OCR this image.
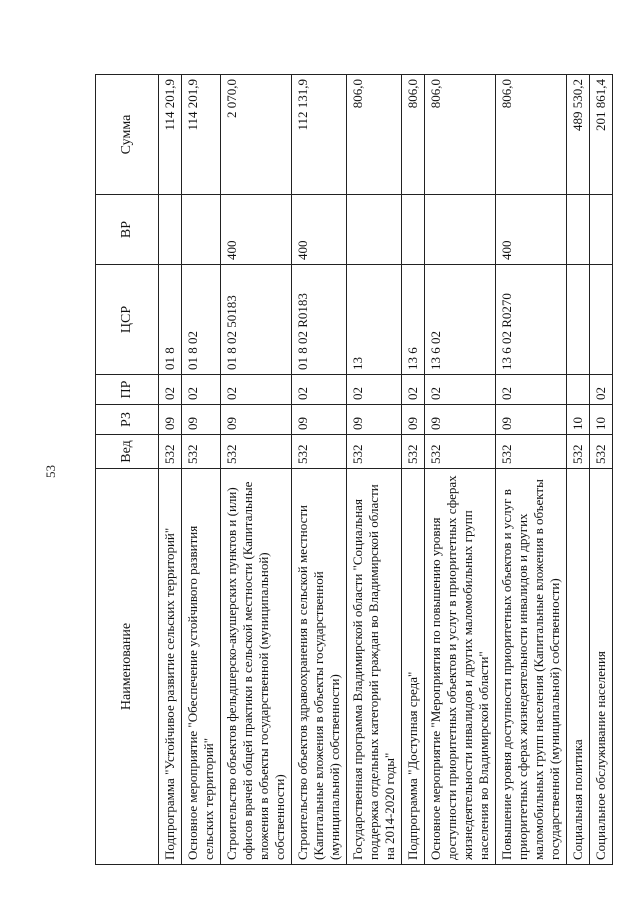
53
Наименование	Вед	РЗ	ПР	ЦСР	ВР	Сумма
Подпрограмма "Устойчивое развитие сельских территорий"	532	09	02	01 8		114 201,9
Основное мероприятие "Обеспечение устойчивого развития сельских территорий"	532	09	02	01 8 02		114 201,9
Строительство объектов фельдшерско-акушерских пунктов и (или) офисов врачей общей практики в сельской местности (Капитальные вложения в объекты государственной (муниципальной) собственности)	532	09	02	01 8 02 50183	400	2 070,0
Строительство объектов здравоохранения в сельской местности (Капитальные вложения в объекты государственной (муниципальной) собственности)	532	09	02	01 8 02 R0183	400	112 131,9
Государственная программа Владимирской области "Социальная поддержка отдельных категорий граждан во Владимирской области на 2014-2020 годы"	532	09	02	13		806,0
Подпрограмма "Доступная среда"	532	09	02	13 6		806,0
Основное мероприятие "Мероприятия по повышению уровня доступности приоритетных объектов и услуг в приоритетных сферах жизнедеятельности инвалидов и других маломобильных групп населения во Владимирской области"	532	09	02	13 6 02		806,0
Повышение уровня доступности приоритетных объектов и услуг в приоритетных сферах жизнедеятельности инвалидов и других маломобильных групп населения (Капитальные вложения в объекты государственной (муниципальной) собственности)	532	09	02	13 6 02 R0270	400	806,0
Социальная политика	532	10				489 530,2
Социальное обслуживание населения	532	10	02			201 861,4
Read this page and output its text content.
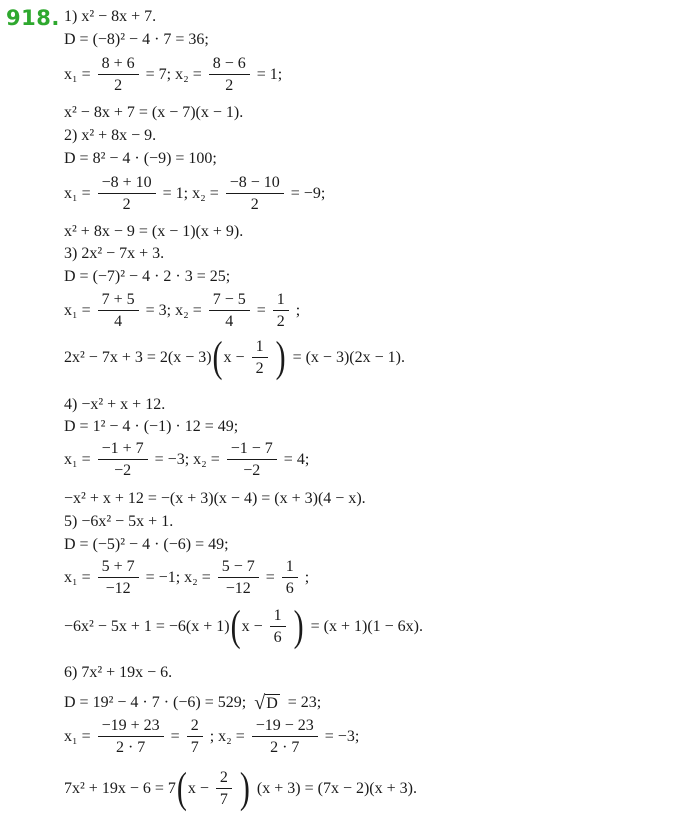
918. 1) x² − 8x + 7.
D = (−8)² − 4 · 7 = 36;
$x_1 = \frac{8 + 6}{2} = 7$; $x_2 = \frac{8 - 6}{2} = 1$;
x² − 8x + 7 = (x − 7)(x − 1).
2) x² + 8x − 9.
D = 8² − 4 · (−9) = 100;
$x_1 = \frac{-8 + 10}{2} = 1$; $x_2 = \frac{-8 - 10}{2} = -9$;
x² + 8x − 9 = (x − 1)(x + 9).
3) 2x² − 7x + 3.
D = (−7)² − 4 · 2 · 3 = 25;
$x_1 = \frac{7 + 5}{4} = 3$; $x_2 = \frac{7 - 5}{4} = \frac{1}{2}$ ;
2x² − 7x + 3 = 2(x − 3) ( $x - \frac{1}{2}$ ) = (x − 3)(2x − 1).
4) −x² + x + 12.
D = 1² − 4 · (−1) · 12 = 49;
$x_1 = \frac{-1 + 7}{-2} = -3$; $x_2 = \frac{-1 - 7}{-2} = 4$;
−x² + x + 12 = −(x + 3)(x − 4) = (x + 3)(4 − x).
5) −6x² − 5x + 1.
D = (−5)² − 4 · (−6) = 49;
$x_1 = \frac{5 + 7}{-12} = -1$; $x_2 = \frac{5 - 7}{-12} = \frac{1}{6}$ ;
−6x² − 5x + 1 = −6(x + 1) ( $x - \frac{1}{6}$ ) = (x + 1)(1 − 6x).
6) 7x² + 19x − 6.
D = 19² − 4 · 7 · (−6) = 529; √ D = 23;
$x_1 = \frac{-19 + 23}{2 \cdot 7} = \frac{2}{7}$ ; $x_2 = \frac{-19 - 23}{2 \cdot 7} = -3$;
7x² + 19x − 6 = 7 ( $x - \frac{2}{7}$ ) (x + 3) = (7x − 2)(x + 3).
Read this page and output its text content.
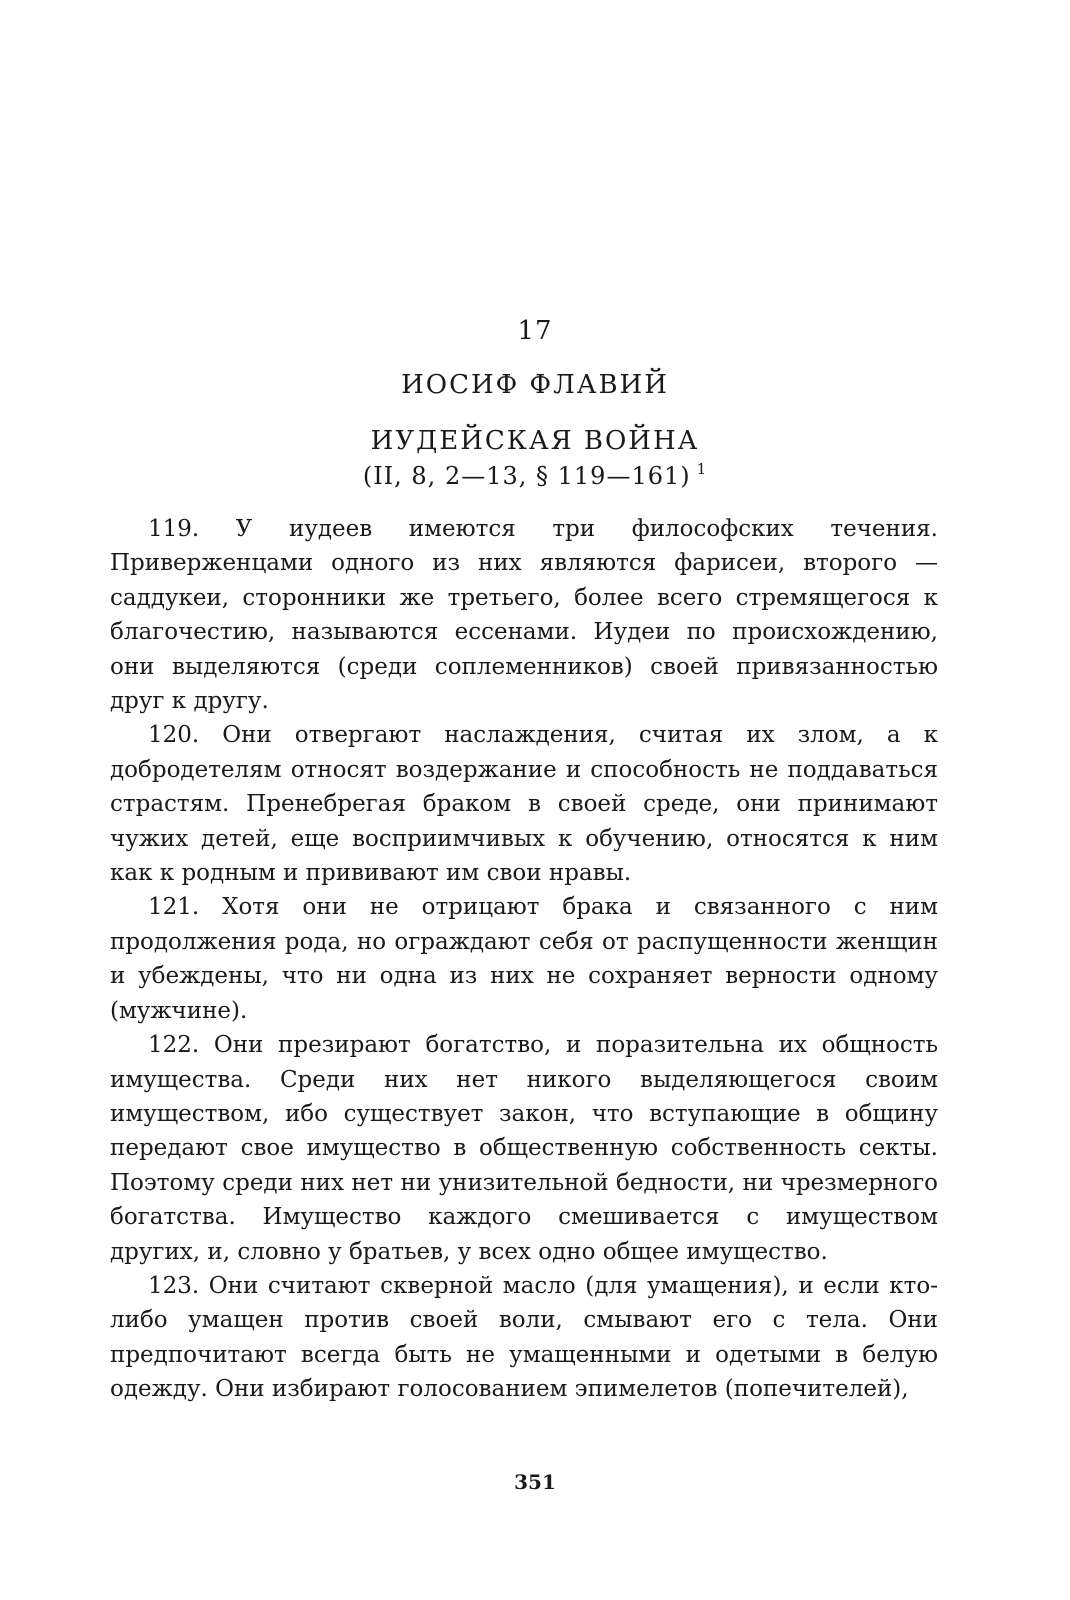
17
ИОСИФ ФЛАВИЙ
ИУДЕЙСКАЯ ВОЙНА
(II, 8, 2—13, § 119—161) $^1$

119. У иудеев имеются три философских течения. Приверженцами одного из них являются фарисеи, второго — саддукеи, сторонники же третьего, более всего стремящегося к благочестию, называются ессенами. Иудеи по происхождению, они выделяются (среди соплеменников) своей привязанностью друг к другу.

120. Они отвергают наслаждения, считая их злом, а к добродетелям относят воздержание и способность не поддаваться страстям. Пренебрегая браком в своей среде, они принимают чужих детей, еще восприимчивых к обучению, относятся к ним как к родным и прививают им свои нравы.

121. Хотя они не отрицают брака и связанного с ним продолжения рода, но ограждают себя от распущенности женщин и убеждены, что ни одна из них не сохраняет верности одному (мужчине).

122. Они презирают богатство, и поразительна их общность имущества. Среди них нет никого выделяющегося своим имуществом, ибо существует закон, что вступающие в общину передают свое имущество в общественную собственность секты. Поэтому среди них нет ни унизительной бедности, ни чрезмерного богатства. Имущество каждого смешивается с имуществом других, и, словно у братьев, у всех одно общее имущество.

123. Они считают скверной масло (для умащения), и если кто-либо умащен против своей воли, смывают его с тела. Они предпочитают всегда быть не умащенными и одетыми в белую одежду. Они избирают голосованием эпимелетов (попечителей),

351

§ Work to complete: Examine the data above and state how many of its lines contain the word "своей", with no further remarks.

§ Task answer: 3